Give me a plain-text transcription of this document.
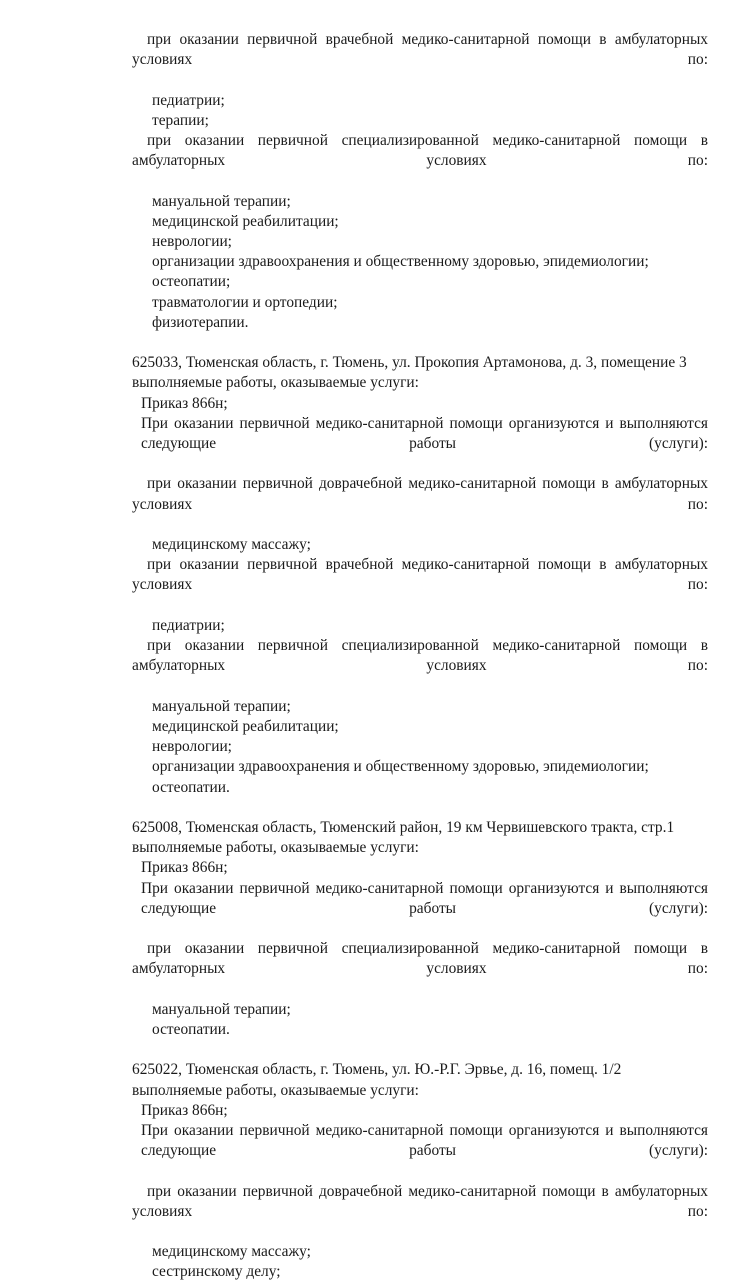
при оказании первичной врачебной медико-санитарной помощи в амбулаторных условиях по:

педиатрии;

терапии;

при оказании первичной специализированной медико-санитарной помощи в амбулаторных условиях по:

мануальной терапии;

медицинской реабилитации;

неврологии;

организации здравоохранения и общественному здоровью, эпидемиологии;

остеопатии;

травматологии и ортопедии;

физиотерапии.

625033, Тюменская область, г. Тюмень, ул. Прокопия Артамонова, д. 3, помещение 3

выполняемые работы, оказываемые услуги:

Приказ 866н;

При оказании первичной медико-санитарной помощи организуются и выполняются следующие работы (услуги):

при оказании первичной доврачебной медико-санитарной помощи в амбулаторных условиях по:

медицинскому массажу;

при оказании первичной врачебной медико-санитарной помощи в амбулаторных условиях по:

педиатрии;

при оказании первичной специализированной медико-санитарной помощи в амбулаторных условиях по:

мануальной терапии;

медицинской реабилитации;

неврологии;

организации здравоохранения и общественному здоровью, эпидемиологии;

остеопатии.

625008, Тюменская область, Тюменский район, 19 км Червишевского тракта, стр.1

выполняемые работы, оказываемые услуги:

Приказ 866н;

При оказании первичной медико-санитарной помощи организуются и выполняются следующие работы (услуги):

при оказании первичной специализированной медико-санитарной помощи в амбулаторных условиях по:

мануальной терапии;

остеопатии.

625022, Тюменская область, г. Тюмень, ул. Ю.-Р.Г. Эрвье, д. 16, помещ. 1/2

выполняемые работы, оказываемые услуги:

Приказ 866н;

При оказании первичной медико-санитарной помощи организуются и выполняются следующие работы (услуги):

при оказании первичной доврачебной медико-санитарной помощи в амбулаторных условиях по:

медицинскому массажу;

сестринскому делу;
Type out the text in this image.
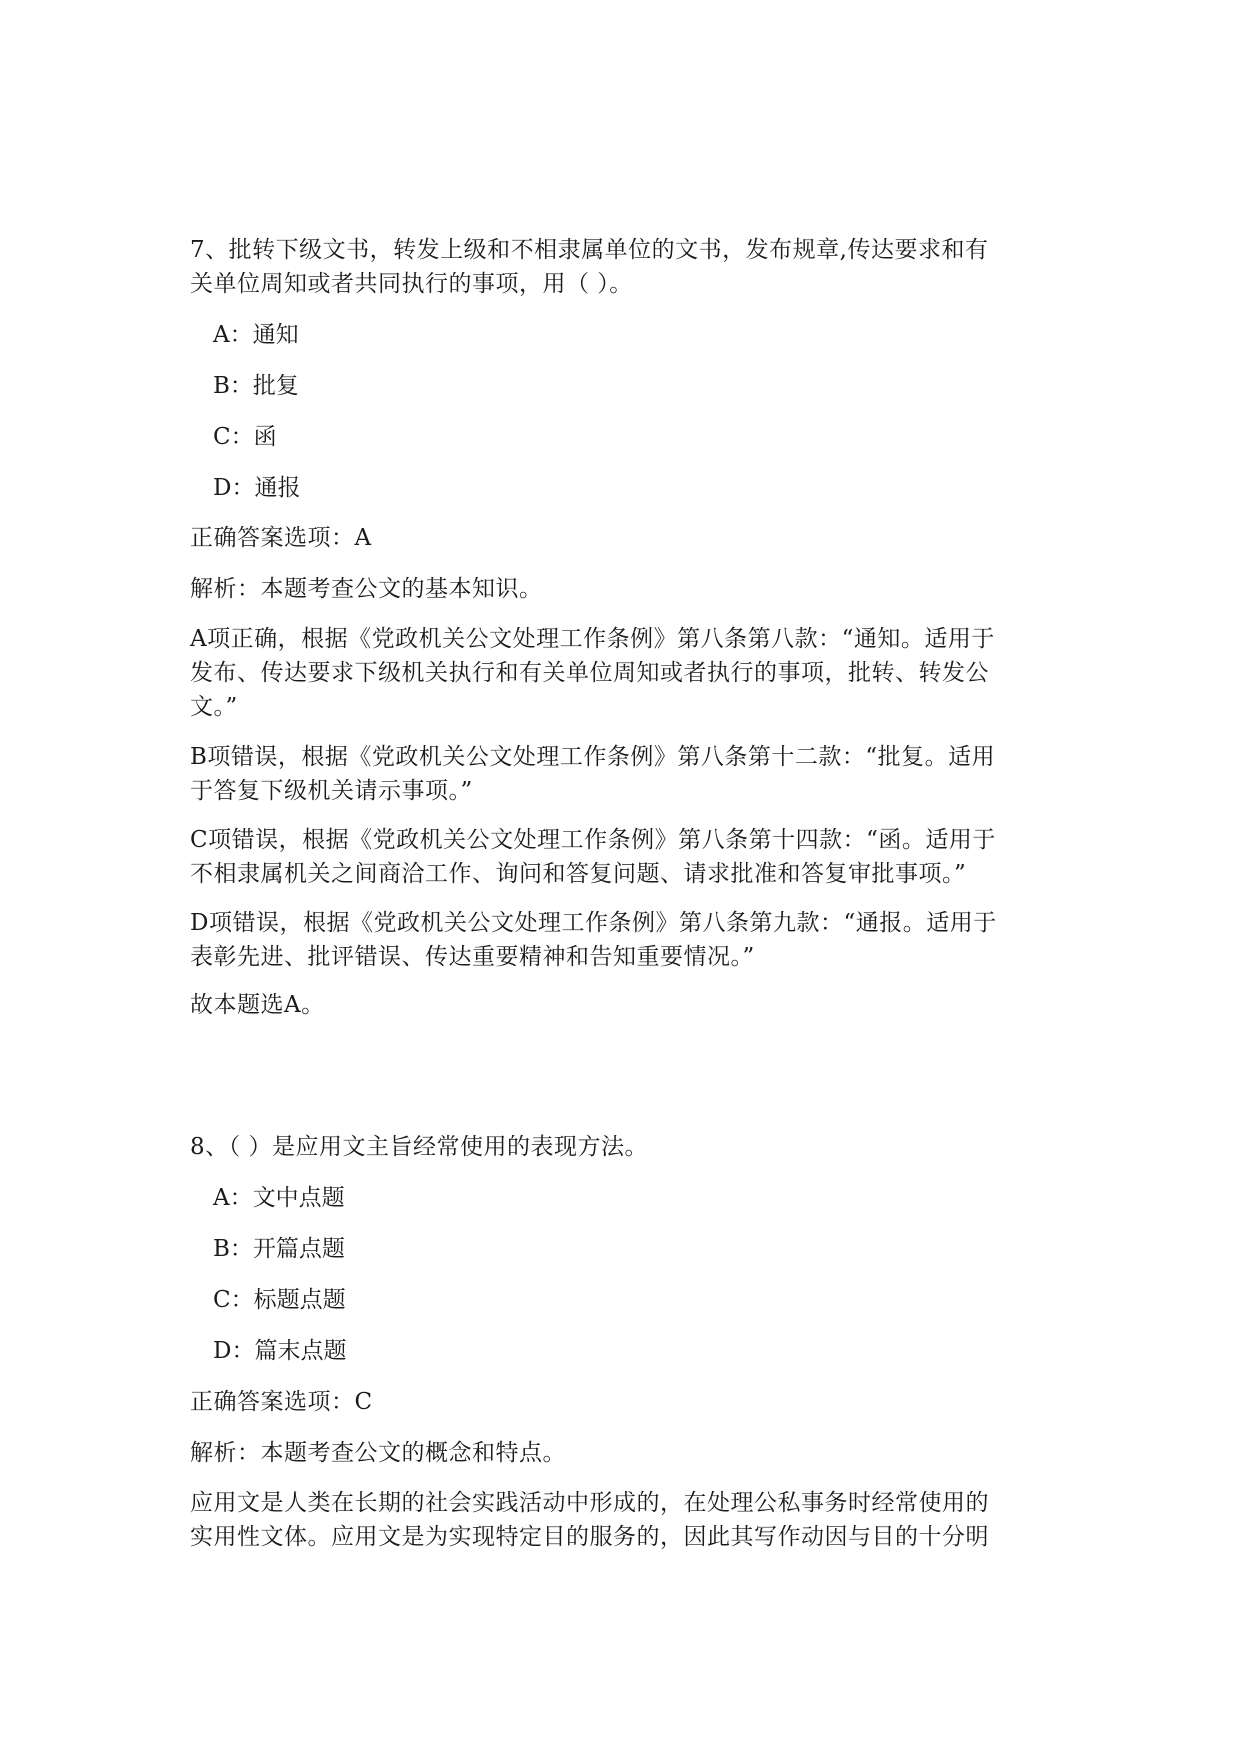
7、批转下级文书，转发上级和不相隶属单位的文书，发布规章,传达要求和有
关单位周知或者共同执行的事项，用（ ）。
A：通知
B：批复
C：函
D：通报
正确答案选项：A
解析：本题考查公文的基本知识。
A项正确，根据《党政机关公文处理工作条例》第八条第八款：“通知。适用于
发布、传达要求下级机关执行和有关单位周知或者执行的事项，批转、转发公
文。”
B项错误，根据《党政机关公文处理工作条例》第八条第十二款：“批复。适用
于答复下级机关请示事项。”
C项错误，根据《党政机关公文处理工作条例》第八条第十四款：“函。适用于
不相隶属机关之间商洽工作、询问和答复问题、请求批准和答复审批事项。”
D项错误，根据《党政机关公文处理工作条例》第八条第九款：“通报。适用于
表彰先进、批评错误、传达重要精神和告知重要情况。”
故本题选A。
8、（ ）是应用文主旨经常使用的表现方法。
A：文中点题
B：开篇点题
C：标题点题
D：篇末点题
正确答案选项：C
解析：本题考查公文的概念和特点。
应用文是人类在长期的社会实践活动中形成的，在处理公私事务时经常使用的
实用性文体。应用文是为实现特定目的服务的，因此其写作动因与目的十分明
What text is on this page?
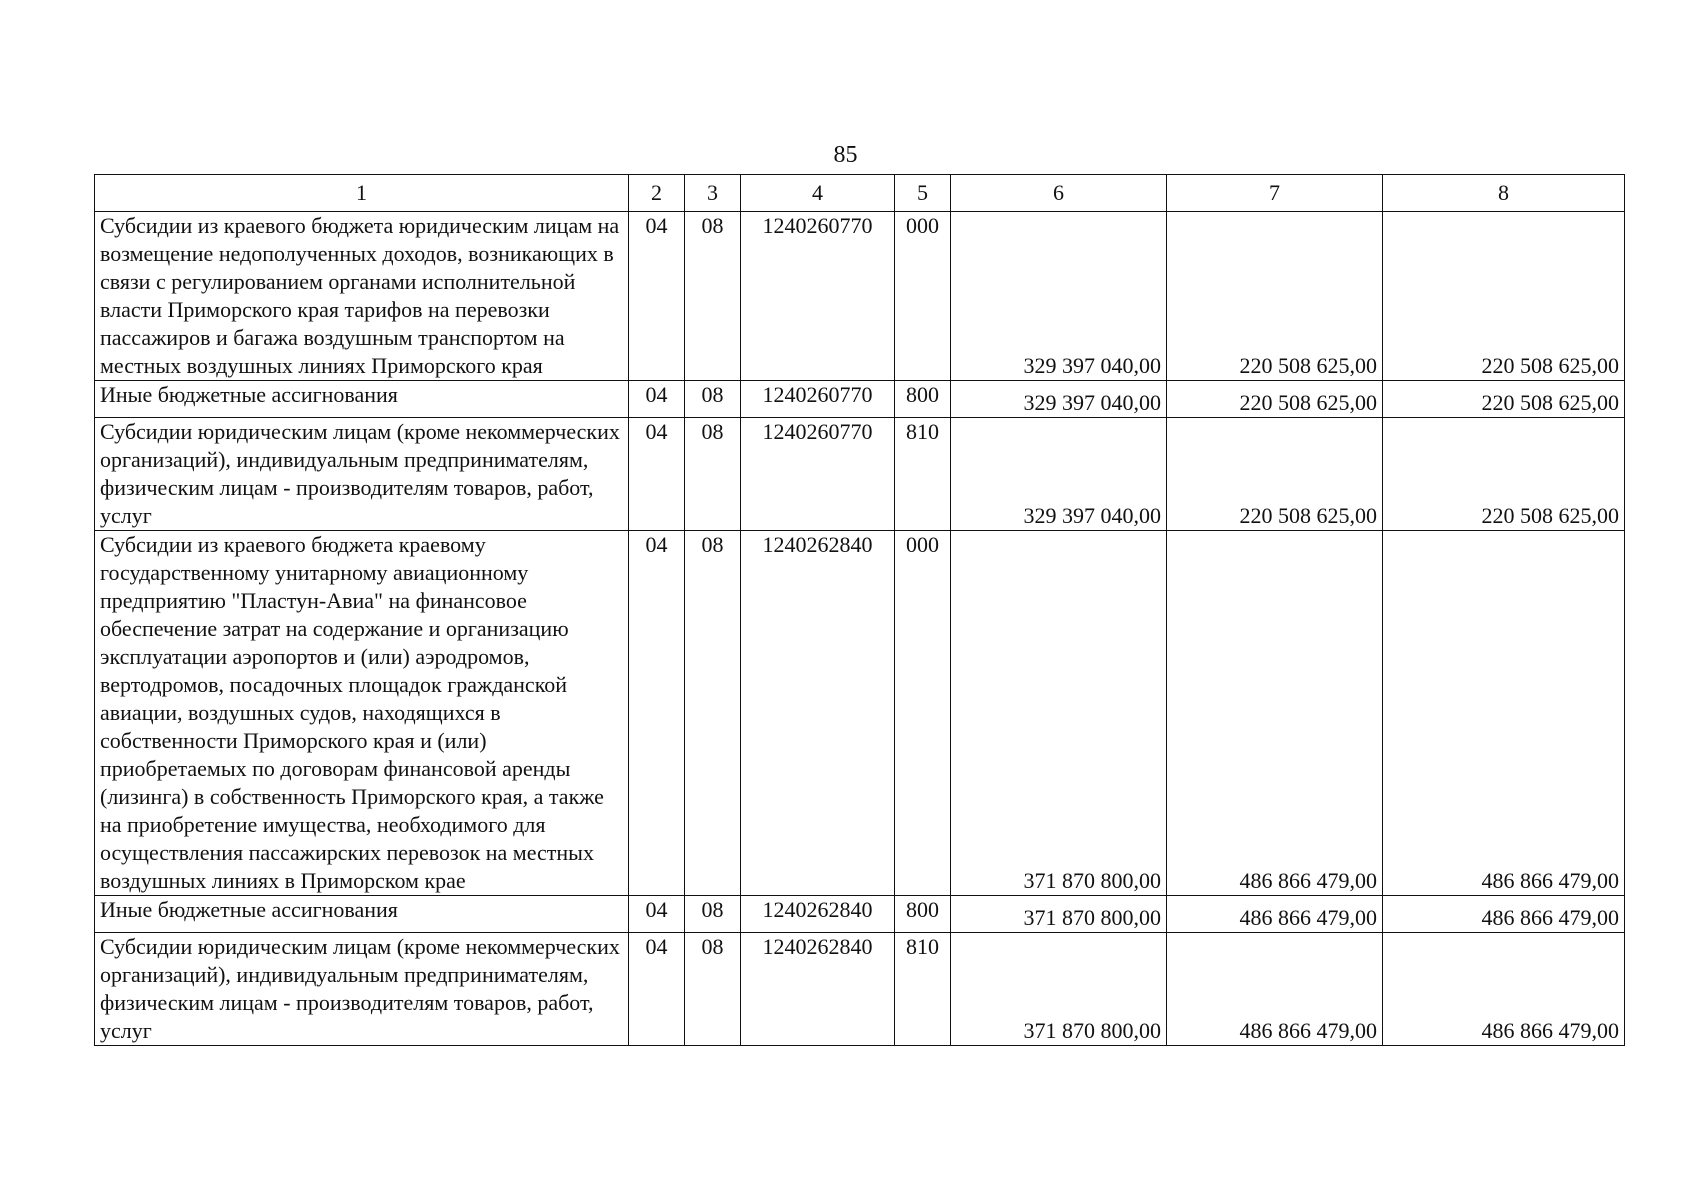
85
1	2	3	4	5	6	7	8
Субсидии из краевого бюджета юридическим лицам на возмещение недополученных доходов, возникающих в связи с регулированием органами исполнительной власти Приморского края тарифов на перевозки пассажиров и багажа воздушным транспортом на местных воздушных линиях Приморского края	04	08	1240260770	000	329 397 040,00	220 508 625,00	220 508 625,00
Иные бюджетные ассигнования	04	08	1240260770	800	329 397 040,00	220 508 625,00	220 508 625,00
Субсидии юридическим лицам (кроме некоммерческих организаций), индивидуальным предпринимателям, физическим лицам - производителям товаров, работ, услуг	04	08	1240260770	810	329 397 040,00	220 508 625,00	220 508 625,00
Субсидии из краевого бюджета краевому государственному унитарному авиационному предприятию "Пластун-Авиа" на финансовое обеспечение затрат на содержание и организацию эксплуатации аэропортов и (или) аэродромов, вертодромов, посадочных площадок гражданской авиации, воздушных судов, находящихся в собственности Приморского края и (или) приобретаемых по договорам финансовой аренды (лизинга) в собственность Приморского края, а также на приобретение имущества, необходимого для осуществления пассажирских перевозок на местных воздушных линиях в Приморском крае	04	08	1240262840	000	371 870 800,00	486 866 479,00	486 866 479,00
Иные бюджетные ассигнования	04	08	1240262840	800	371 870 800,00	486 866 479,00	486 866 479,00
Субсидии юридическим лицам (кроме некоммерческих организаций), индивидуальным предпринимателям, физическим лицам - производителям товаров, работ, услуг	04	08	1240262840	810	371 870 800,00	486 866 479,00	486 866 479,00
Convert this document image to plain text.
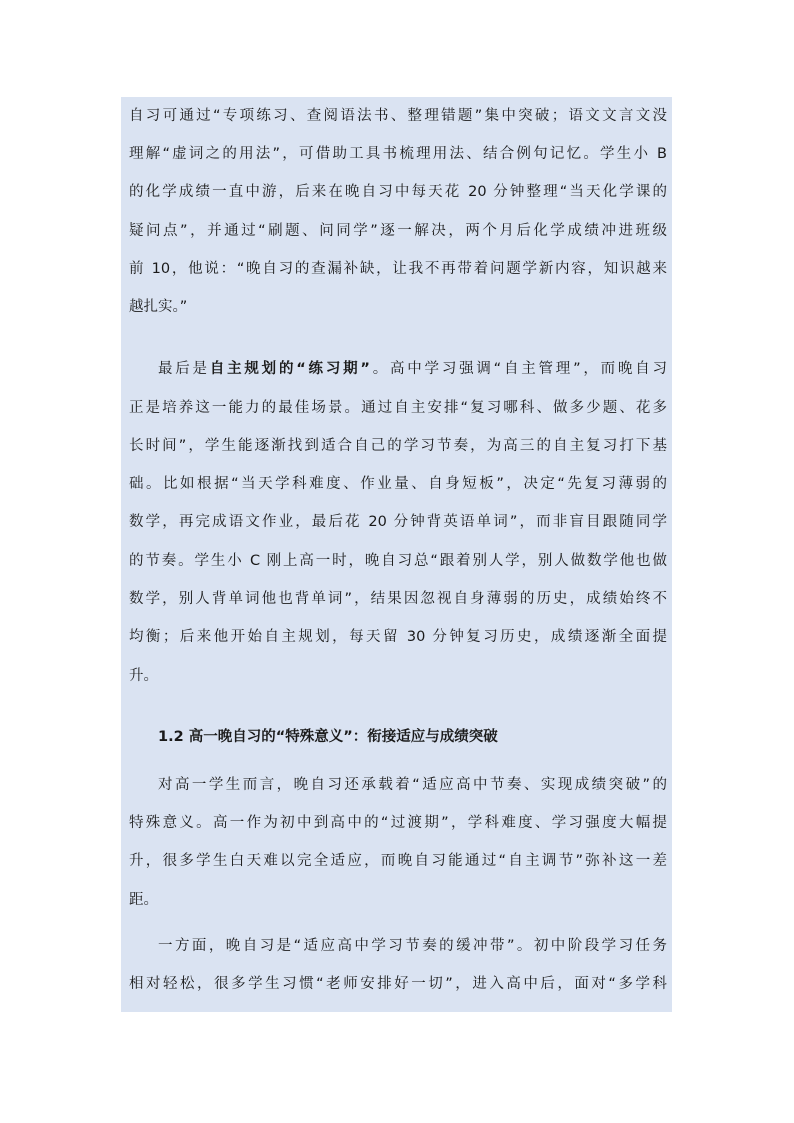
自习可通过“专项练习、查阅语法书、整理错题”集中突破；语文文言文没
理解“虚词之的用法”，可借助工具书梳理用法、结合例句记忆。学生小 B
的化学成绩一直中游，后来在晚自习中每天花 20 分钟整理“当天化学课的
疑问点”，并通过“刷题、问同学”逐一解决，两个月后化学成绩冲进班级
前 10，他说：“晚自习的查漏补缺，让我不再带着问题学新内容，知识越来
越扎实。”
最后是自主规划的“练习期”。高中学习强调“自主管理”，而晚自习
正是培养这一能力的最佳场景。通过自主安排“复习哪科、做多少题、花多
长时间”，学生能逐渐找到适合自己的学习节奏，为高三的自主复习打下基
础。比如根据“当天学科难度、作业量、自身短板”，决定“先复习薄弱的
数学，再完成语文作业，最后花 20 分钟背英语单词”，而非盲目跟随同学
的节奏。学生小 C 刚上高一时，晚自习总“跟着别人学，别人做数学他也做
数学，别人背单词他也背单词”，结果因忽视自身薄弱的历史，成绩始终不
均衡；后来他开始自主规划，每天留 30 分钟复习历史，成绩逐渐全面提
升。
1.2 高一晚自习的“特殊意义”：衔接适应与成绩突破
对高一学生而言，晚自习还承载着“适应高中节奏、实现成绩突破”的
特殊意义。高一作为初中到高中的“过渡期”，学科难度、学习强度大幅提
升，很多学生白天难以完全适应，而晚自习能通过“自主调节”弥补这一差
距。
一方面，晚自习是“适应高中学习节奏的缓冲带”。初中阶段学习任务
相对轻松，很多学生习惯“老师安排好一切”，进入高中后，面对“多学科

::::

Task objective — Your task is to reproduce all of the material exactly. The pictures stay out.

Solution to this task —
Give me a plain-text transcription of this document.
при оказании первичной врачебной медико-санитарной помощи в амбулаторных условиях по:

педиатрии;

терапии;

при оказании первичной специализированной медико-санитарной помощи в амбулаторных условиях по:

мануальной терапии;

медицинской реабилитации;

неврологии;

организации здравоохранения и общественному здоровью, эпидемиологии;

остеопатии;

травматологии и ортопедии;

физиотерапии.

625033, Тюменская область, г. Тюмень, ул. Прокопия Артамонова, д. 3, помещение 3

выполняемые работы, оказываемые услуги:

Приказ 866н;

При оказании первичной медико-санитарной помощи организуются и выполняются следующие работы (услуги):

при оказании первичной доврачебной медико-санитарной помощи в амбулаторных условиях по:

медицинскому массажу;

при оказании первичной врачебной медико-санитарной помощи в амбулаторных условиях по:

педиатрии;

при оказании первичной специализированной медико-санитарной помощи в амбулаторных условиях по:

мануальной терапии;

медицинской реабилитации;

неврологии;

организации здравоохранения и общественному здоровью, эпидемиологии;

остеопатии.

625008, Тюменская область, Тюменский район, 19 км Червишевского тракта, стр.1

выполняемые работы, оказываемые услуги:

Приказ 866н;

При оказании первичной медико-санитарной помощи организуются и выполняются следующие работы (услуги):

при оказании первичной специализированной медико-санитарной помощи в амбулаторных условиях по:

мануальной терапии;

остеопатии.

625022, Тюменская область, г. Тюмень, ул. Ю.-Р.Г. Эрвье, д. 16, помещ. 1/2

выполняемые работы, оказываемые услуги:

Приказ 866н;

При оказании первичной медико-санитарной помощи организуются и выполняются следующие работы (услуги):

при оказании первичной доврачебной медико-санитарной помощи в амбулаторных условиях по:

медицинскому массажу;

сестринскому делу;
Type out the text in this image.
7、批转下级文书，转发上级和不相隶属单位的文书，发布规章,传达要求和有
关单位周知或者共同执行的事项，用（ ）。
A：通知
B：批复
C：函
D：通报
正确答案选项：A
解析：本题考查公文的基本知识。
A项正确，根据《党政机关公文处理工作条例》第八条第八款：“通知。适用于
发布、传达要求下级机关执行和有关单位周知或者执行的事项，批转、转发公
文。”
B项错误，根据《党政机关公文处理工作条例》第八条第十二款：“批复。适用
于答复下级机关请示事项。”
C项错误，根据《党政机关公文处理工作条例》第八条第十四款：“函。适用于
不相隶属机关之间商洽工作、询问和答复问题、请求批准和答复审批事项。”
D项错误，根据《党政机关公文处理工作条例》第八条第九款：“通报。适用于
表彰先进、批评错误、传达重要精神和告知重要情况。”
故本题选A。
8、（ ）是应用文主旨经常使用的表现方法。
A：文中点题
B：开篇点题
C：标题点题
D：篇末点题
正确答案选项：C
解析：本题考查公文的概念和特点。
应用文是人类在长期的社会实践活动中形成的，在处理公私事务时经常使用的
实用性文体。应用文是为实现特定目的服务的，因此其写作动因与目的十分明
What text is on this page?
85
1	2	3	4	5	6	7	8
Субсидии из краевого бюджета юридическим лицам на возмещение недополученных доходов, возникающих в связи с регулированием органами исполнительной власти Приморского края тарифов на перевозки пассажиров и багажа воздушным транспортом на местных воздушных линиях Приморского края	04	08	1240260770	000	329 397 040,00	220 508 625,00	220 508 625,00
Иные бюджетные ассигнования	04	08	1240260770	800	329 397 040,00	220 508 625,00	220 508 625,00
Субсидии юридическим лицам (кроме некоммерческих организаций), индивидуальным предпринимателям, физическим лицам - производителям товаров, работ, услуг	04	08	1240260770	810	329 397 040,00	220 508 625,00	220 508 625,00
Субсидии из краевого бюджета краевому государственному унитарному авиационному предприятию "Пластун-Авиа" на финансовое обеспечение затрат на содержание и организацию эксплуатации аэропортов и (или) аэродромов, вертодромов, посадочных площадок гражданской авиации, воздушных судов, находящихся в собственности Приморского края и (или) приобретаемых по договорам финансовой аренды (лизинга) в собственность Приморского края, а также на приобретение имущества, необходимого для осуществления пассажирских перевозок на местных воздушных линиях в Приморском крае	04	08	1240262840	000	371 870 800,00	486 866 479,00	486 866 479,00
Иные бюджетные ассигнования	04	08	1240262840	800	371 870 800,00	486 866 479,00	486 866 479,00
Субсидии юридическим лицам (кроме некоммерческих организаций), индивидуальным предпринимателям, физическим лицам - производителям товаров, работ, услуг	04	08	1240262840	810	371 870 800,00	486 866 479,00	486 866 479,00
Convert this document image to plain text.
自习可通过“专项练习、查阅语法书、整理错题”集中突破；语文文言文没
理解“虚词之的用法”，可借助工具书梳理用法、结合例句记忆。学生小 B
的化学成绩一直中游，后来在晚自习中每天花 20 分钟整理“当天化学课的
疑问点”，并通过“刷题、问同学”逐一解决，两个月后化学成绩冲进班级
前 10，他说：“晚自习的查漏补缺，让我不再带着问题学新内容，知识越来
越扎实。”
最后是自主规划的“练习期”。高中学习强调“自主管理”，而晚自习
正是培养这一能力的最佳场景。通过自主安排“复习哪科、做多少题、花多
长时间”，学生能逐渐找到适合自己的学习节奏，为高三的自主复习打下基
础。比如根据“当天学科难度、作业量、自身短板”，决定“先复习薄弱的
数学，再完成语文作业，最后花 20 分钟背英语单词”，而非盲目跟随同学
的节奏。学生小 C 刚上高一时，晚自习总“跟着别人学，别人做数学他也做
数学，别人背单词他也背单词”，结果因忽视自身薄弱的历史，成绩始终不
均衡；后来他开始自主规划，每天留 30 分钟复习历史，成绩逐渐全面提
升。
1.2 高一晚自习的“特殊意义”：衔接适应与成绩突破
对高一学生而言，晚自习还承载着“适应高中节奏、实现成绩突破”的
特殊意义。高一作为初中到高中的“过渡期”，学科难度、学习强度大幅提
升，很多学生白天难以完全适应，而晚自习能通过“自主调节”弥补这一差
距。
一方面，晚自习是“适应高中学习节奏的缓冲带”。初中阶段学习任务
相对轻松，很多学生习惯“老师安排好一切”，进入高中后，面对“多学科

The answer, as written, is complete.